***** TEXTO EXTRAÍDO

El cine de aventuras regresa a la sesión doble en toda su extensión con un western de Raoul Walsh, Los implacables, que dirigiera en 1955 con la presencia de Clark Gable, Jane Russell y Robert Ryan, y la particular aportación de Cornel Wilde al género con su La presa desnuda, protagonizada por él mismo a mediados de los 60.
Los implacables (Raoul Walsh)
A veces, la aventura en el cine tiene más que ver con la cantidad de sucesos constantes que se dan que en la propia aventura. Este es el caso de Los implacables, una película en la que siempre está pasando algo y es imposible aburrirse, con una acción clara, organizada y consistente que da algunos respiros para sorprender y dar algunos toques de humor a un western tan convencional como único, sobre todo gracias a la presencia de nombres como Clark Gable, Robert Ryan, Jane Russell o Cameron Mitchell en los principales papeles.

**********

* **EL PROBLEMA**:
Extrae completo el texto sobre la sesión doble de cine de aventuras, sin alterar ninguna palabra. Los registros son un material aparte, independiente del texto.

***** REGISTROS DEL CONJUNTO

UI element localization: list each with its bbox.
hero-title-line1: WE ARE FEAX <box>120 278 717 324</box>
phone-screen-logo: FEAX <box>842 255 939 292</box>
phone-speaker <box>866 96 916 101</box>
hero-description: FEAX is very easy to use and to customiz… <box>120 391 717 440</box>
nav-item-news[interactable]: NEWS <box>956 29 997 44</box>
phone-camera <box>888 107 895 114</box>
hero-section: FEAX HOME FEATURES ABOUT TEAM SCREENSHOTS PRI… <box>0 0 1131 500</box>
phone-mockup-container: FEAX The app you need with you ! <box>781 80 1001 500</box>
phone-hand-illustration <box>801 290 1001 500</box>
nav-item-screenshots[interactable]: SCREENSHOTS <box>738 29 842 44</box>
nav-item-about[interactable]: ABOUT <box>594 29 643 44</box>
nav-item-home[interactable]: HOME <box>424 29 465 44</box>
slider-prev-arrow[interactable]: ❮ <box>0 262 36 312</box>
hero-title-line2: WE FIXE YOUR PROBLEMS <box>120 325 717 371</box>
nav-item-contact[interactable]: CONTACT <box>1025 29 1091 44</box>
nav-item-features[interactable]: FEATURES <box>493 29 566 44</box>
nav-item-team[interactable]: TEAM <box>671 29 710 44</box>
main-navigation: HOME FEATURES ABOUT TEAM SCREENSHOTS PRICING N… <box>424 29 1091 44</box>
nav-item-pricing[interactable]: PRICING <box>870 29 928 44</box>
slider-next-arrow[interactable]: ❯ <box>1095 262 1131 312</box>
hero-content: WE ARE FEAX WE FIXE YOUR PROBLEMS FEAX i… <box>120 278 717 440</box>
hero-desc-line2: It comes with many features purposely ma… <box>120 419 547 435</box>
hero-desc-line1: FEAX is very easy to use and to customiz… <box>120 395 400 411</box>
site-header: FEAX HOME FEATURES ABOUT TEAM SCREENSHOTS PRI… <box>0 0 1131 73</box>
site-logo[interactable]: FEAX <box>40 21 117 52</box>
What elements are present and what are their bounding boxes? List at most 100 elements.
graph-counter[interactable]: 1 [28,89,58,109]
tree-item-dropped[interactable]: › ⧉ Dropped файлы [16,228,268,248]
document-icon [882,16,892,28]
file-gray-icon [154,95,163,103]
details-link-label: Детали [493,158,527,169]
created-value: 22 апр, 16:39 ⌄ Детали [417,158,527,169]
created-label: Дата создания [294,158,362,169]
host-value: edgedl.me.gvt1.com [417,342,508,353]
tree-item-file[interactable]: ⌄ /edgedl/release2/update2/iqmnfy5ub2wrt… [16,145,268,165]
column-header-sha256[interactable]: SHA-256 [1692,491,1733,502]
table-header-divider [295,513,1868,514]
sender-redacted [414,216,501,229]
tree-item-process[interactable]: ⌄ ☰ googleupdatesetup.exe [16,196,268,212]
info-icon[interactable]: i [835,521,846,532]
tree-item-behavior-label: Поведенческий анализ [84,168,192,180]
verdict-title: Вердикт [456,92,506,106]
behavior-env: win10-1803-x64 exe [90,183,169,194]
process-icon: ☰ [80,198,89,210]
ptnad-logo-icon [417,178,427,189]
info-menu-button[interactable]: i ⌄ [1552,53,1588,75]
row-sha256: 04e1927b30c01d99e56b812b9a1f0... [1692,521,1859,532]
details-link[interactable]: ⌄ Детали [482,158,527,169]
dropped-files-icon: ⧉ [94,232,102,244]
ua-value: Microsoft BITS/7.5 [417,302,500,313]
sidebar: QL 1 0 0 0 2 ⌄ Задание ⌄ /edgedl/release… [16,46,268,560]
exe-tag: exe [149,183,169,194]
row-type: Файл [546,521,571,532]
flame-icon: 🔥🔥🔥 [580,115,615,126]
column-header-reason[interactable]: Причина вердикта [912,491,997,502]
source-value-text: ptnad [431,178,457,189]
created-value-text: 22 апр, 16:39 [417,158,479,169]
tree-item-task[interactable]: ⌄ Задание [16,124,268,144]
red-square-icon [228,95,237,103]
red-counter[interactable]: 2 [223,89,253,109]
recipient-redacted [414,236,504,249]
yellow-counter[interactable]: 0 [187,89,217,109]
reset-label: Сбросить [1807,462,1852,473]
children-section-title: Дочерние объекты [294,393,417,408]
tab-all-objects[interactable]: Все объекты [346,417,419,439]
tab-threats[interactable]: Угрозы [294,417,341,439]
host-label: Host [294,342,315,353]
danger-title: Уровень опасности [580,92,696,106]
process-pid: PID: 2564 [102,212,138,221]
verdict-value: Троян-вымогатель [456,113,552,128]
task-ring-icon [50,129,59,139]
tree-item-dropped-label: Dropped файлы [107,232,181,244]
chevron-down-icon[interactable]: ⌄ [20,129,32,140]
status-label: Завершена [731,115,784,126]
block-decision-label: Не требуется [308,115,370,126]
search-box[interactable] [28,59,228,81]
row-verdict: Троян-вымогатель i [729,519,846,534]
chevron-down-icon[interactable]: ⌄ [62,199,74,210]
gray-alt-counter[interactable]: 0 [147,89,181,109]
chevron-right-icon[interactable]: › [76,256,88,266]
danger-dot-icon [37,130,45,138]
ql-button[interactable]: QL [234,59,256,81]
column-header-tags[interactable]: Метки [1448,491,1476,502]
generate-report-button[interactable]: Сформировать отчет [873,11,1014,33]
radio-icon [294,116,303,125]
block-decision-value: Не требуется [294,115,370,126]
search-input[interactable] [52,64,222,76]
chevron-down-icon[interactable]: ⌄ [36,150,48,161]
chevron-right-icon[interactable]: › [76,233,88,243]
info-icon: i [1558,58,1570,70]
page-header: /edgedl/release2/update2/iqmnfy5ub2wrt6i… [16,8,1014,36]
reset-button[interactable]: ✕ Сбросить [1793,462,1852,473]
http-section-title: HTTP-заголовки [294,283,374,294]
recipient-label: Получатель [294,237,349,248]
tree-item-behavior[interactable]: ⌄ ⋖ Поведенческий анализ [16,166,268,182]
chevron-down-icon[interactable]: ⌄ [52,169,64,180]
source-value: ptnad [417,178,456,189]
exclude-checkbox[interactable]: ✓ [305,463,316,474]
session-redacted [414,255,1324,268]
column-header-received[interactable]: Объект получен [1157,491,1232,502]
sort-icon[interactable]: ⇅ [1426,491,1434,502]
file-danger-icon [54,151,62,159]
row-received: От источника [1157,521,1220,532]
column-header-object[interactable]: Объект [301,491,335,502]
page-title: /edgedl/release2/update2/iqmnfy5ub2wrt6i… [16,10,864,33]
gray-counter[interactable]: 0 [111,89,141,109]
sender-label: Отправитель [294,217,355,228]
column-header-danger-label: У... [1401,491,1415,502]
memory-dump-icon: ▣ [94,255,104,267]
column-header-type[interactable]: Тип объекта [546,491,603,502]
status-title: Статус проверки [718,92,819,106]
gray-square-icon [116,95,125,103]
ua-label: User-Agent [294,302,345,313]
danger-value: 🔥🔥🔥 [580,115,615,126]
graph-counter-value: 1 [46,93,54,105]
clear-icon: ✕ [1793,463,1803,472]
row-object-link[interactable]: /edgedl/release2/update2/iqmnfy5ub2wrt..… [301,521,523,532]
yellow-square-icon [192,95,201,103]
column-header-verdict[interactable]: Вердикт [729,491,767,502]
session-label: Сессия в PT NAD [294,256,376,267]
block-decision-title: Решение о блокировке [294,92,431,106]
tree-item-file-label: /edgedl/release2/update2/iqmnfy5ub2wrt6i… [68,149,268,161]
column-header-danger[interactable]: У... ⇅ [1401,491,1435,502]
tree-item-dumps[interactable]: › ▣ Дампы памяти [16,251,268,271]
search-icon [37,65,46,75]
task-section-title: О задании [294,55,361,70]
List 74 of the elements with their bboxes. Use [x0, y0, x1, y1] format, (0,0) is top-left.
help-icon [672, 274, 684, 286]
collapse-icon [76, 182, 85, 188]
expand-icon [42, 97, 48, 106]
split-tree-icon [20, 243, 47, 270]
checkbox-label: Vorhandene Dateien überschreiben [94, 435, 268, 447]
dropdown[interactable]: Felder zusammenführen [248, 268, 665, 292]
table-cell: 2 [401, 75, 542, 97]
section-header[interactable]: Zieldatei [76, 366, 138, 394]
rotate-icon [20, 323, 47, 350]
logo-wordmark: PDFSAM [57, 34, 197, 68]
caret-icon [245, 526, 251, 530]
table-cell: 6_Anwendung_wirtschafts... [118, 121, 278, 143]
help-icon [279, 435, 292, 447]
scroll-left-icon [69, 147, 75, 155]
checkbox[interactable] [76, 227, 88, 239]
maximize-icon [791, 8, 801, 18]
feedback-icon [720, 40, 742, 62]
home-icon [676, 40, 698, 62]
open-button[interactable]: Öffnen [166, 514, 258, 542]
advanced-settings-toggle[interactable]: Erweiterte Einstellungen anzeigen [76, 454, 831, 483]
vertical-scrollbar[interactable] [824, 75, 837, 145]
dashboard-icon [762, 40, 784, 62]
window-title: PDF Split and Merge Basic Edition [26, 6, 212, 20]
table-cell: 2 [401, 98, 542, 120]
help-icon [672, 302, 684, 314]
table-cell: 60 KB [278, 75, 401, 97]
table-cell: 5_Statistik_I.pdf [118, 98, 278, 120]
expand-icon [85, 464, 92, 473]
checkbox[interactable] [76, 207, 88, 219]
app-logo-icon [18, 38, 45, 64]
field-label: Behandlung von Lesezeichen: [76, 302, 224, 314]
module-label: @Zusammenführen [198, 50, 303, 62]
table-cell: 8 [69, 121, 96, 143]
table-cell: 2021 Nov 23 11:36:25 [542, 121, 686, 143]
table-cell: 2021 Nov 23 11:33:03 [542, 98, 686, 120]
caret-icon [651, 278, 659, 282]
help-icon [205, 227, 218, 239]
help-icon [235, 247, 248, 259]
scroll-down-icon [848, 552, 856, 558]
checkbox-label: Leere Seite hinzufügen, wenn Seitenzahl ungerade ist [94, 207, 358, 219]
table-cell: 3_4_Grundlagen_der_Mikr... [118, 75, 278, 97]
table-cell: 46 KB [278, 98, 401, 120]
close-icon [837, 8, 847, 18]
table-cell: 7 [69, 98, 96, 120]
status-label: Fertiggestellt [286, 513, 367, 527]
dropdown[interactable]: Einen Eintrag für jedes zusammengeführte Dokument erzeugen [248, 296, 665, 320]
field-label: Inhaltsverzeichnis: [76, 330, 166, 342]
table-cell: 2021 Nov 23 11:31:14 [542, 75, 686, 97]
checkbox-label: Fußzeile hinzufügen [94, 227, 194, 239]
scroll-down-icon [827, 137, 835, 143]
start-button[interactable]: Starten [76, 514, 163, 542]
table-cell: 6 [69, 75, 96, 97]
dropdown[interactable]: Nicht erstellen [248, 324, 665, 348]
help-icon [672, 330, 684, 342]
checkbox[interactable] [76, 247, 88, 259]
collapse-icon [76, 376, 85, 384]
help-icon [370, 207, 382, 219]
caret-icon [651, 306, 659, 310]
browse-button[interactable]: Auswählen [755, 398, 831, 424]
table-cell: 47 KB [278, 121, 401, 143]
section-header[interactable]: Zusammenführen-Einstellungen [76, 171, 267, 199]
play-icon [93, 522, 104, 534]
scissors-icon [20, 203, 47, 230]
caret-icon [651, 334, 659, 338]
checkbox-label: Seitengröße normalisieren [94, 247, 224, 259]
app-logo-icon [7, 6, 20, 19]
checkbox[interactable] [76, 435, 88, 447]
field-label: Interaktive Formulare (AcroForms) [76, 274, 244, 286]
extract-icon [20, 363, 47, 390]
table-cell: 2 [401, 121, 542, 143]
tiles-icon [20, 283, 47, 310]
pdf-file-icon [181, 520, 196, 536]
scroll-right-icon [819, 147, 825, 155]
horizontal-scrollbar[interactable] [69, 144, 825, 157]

**********

* **SOLUCIÓN**:
El cine de aventuras regresa a la sesión doble en toda su extensión con un western de Raoul Walsh, Los implacables, que dirigiera en 1955 con la presencia de Clark Gable, Jane Russell y Robert Ryan, y la particular aportación de Cornel Wilde al género con su La presa desnuda, protagonizada por él mismo a mediados de los 60.
Los implacables (Raoul Walsh)
A veces, la aventura en el cine tiene más que ver con la cantidad de sucesos constantes que se dan que en la propia aventura. Este es el caso de Los implacables, una película en la que siempre está pasando algo y es imposible aburrirse, con una acción clara, organizada y consistente que da algunos respiros para sorprender y dar algunos toques de humor a un western tan convencional como único, sobre todo gracias a la presencia de nombres como Clark Gable, Robert Ryan, Jane Russell o Cameron Mitchell en los principales papeles.